■ **WHAT YOU WILL DO**
Could you repeat, word for word, every line from the one containing "Extract all readable text from this page." through the final line of the records below, and nothing else?
-- start TASK INPUT --
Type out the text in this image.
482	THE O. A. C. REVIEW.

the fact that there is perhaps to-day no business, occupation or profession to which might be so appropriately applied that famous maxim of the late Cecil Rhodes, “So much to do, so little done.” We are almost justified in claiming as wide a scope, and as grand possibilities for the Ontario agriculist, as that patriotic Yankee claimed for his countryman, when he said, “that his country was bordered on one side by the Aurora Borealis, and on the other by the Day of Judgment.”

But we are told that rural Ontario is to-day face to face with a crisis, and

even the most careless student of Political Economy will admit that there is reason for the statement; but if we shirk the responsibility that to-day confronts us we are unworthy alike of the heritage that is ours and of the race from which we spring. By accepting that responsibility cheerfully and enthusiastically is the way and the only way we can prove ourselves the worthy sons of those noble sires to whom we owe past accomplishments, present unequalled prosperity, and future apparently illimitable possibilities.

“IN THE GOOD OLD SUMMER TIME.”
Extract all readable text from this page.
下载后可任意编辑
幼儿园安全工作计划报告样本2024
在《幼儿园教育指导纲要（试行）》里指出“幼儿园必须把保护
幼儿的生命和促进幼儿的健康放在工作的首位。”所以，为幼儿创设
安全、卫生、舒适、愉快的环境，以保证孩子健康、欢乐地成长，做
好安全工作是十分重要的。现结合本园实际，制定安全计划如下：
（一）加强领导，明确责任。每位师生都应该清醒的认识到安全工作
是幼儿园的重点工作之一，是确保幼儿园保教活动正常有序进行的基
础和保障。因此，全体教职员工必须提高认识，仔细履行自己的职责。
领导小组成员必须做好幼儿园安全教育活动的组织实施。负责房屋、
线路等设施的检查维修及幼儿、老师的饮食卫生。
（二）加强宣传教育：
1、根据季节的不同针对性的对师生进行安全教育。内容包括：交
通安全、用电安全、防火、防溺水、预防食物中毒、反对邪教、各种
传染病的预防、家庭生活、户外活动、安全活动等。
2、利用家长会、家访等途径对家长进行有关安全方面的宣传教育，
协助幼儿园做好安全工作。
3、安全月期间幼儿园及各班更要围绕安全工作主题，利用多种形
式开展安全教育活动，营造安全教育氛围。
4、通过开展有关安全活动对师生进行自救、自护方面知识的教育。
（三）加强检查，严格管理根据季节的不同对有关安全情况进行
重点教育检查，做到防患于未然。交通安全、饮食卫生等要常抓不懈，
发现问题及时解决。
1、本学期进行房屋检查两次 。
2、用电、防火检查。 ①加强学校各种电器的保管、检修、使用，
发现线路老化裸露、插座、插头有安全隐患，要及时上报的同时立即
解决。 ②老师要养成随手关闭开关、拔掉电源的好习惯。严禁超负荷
-- end TASK INPUT --
■ **RESULT OF THIS EXERCISE**
Extract all readable text from this page.
下载后可任意编辑
幼儿园安全工作计划报告样本2024
在《幼儿园教育指导纲要（试行）》里指出“幼儿园必须把保护
幼儿的生命和促进幼儿的健康放在工作的首位。”所以，为幼儿创设
安全、卫生、舒适、愉快的环境，以保证孩子健康、欢乐地成长，做
好安全工作是十分重要的。现结合本园实际，制定安全计划如下：
（一）加强领导，明确责任。每位师生都应该清醒的认识到安全工作
是幼儿园的重点工作之一，是确保幼儿园保教活动正常有序进行的基
础和保障。因此，全体教职员工必须提高认识，仔细履行自己的职责。
领导小组成员必须做好幼儿园安全教育活动的组织实施。负责房屋、
线路等设施的检查维修及幼儿、老师的饮食卫生。
（二）加强宣传教育：
1、根据季节的不同针对性的对师生进行安全教育。内容包括：交
通安全、用电安全、防火、防溺水、预防食物中毒、反对邪教、各种
传染病的预防、家庭生活、户外活动、安全活动等。
2、利用家长会、家访等途径对家长进行有关安全方面的宣传教育，
协助幼儿园做好安全工作。
3、安全月期间幼儿园及各班更要围绕安全工作主题，利用多种形
式开展安全教育活动，营造安全教育氛围。
4、通过开展有关安全活动对师生进行自救、自护方面知识的教育。
（三）加强检查，严格管理根据季节的不同对有关安全情况进行
重点教育检查，做到防患于未然。交通安全、饮食卫生等要常抓不懈，
发现问题及时解决。
1、本学期进行房屋检查两次 。
2、用电、防火检查。 ①加强学校各种电器的保管、检修、使用，
发现线路老化裸露、插座、插头有安全隐患，要及时上报的同时立即
解决。 ②老师要养成随手关闭开关、拔掉电源的好习惯。严禁超负荷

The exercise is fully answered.